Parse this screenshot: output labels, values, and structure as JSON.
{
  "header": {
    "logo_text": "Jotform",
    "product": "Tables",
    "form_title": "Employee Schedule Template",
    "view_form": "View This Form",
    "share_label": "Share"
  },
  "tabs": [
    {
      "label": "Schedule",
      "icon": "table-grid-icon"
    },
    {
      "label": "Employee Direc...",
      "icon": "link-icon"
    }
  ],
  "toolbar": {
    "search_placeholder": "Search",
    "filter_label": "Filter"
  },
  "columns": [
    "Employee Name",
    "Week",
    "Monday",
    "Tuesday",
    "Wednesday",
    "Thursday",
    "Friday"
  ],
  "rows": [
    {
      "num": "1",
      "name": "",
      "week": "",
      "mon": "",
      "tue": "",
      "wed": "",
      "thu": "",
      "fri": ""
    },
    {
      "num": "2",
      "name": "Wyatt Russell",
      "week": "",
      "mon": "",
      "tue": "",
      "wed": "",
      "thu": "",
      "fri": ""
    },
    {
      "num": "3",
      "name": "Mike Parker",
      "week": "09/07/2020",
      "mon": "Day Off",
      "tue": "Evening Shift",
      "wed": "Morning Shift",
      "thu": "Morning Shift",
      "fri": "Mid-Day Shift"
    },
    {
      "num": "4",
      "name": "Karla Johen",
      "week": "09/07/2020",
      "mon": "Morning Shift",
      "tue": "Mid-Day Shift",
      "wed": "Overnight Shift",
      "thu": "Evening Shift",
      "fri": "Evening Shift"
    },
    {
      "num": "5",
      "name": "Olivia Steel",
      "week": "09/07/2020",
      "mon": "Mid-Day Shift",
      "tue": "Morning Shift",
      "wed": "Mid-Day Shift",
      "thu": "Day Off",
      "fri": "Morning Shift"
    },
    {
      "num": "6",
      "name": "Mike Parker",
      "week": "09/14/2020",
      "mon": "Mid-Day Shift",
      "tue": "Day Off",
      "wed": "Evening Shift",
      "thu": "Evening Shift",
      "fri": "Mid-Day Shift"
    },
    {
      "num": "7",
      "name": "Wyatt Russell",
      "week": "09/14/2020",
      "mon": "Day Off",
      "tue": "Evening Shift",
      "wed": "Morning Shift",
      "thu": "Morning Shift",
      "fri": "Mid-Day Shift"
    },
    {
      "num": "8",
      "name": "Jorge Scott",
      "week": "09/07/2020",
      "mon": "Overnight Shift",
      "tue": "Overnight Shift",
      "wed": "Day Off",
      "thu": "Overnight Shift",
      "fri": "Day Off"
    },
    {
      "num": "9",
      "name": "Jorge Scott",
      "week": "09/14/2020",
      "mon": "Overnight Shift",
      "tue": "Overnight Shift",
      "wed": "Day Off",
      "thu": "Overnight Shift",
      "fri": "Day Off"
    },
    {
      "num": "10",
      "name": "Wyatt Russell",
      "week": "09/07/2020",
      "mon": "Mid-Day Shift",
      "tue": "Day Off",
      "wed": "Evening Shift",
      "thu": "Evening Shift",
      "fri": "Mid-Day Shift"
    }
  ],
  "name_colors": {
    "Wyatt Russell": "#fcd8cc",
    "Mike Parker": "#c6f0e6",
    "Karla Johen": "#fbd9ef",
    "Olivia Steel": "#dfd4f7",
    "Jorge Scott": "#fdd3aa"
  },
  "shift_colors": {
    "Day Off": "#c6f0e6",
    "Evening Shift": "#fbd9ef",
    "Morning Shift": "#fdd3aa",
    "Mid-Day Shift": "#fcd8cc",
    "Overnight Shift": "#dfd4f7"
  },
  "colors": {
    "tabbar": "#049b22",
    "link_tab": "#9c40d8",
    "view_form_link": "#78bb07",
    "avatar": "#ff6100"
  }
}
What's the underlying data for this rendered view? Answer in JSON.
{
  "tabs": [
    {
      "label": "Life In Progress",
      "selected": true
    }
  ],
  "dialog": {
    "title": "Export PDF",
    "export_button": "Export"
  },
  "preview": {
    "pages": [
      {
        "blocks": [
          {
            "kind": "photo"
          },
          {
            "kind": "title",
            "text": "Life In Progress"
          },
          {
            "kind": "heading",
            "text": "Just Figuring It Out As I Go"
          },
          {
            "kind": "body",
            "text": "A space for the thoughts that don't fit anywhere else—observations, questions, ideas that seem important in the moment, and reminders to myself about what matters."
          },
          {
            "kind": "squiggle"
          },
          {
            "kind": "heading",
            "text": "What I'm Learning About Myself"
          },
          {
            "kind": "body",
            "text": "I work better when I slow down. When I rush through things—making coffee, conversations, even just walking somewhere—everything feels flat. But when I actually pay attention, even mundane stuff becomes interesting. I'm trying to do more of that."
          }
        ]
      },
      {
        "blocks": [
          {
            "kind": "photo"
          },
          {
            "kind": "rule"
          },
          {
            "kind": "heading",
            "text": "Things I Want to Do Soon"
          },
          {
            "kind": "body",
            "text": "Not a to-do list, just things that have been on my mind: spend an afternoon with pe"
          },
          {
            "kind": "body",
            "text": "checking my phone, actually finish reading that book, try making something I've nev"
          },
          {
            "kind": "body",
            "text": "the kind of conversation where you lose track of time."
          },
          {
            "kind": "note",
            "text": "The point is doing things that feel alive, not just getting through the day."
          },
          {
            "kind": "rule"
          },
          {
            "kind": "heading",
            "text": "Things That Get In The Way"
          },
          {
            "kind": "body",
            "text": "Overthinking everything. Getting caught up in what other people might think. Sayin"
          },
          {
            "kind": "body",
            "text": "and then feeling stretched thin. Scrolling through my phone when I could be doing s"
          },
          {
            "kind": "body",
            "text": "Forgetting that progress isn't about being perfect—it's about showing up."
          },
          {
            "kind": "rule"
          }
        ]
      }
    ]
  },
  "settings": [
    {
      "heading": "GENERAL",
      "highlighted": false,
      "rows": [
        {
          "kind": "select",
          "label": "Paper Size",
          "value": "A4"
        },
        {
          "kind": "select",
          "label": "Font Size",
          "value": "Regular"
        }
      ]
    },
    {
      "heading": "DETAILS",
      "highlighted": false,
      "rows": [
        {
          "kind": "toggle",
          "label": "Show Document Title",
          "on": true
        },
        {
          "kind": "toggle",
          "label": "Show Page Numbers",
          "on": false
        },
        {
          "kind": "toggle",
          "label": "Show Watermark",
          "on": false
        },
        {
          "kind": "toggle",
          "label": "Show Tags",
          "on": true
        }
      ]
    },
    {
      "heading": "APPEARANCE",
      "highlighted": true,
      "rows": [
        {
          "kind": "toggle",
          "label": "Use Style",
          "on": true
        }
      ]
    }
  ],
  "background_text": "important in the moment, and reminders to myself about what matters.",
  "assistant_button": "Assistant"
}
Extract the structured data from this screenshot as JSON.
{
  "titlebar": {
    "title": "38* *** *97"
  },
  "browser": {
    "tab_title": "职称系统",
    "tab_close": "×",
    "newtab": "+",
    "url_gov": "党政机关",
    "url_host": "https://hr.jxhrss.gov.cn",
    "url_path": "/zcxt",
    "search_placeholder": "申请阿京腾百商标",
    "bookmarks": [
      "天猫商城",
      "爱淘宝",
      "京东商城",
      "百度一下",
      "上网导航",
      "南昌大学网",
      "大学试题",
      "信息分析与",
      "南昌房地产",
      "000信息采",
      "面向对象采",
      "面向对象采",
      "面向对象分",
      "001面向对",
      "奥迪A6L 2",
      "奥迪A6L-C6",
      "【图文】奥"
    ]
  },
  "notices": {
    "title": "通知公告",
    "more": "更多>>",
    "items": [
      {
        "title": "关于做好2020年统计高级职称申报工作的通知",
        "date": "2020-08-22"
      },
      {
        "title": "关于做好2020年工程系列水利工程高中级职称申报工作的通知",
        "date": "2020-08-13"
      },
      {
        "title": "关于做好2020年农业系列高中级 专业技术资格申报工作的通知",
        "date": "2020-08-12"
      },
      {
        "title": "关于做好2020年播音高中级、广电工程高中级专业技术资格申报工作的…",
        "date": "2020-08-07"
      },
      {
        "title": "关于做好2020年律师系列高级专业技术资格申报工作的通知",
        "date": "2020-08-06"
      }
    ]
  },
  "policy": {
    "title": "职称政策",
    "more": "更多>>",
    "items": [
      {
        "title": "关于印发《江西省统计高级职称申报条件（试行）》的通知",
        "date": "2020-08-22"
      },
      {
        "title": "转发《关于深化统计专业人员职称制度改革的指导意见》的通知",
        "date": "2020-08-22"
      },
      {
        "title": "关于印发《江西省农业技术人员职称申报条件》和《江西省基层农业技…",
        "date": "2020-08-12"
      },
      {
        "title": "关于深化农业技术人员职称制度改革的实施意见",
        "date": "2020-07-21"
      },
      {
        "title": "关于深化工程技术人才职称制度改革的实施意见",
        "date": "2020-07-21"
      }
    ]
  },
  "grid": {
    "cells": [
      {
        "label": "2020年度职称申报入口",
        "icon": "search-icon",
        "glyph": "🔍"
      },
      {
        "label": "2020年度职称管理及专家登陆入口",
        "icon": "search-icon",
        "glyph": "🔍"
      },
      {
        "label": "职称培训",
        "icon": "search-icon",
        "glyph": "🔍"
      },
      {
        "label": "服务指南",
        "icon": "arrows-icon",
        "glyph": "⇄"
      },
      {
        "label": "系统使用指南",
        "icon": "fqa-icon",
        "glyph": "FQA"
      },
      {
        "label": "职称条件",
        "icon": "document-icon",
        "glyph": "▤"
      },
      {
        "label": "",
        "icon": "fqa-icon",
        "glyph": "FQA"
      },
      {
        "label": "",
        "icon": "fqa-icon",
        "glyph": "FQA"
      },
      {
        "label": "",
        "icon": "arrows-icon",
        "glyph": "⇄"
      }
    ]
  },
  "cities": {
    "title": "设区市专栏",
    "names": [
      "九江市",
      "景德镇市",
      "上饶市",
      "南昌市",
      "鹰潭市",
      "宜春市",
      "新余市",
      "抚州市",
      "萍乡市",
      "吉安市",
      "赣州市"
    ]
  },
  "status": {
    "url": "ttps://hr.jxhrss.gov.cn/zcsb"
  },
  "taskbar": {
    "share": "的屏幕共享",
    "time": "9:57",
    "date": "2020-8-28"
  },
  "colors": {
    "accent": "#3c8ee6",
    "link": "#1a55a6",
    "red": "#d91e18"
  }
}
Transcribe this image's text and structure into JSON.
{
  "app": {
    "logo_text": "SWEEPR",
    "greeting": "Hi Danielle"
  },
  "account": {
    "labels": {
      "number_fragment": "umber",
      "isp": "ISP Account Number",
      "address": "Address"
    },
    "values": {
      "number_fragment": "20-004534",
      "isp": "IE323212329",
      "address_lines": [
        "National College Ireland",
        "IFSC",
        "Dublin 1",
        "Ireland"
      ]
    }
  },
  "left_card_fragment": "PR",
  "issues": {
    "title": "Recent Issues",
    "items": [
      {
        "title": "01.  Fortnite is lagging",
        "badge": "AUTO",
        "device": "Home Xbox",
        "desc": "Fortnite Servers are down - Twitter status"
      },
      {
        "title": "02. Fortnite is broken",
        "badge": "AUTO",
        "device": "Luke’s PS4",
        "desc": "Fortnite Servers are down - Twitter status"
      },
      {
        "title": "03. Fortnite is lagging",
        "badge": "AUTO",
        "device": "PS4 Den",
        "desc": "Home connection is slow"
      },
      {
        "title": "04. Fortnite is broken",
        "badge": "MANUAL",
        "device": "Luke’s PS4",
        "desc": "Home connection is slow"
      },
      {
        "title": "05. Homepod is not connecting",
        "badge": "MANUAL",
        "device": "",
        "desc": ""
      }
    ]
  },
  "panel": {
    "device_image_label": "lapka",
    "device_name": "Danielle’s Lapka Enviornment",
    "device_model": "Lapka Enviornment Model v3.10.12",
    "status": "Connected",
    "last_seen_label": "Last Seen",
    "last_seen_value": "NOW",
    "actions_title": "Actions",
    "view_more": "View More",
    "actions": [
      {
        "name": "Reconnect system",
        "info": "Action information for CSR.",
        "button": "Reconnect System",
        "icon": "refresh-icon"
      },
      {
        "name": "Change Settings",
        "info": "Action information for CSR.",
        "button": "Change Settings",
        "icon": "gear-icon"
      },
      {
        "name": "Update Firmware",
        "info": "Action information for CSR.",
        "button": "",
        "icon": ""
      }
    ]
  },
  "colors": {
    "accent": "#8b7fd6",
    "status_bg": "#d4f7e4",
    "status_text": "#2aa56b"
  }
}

● ● ● ● ●

In the records above, find each line holding "Morning" and copy it.

      "wed": "Morning Shift",
      "thu": "Morning Shift",
      "mon": "Morning Shift",
      "tue": "Morning Shift",
      "fri": "Morning Shift"
      "wed": "Morning Shift",
      "thu": "Morning Shift",
    "Morning Shift": "#fdd3aa",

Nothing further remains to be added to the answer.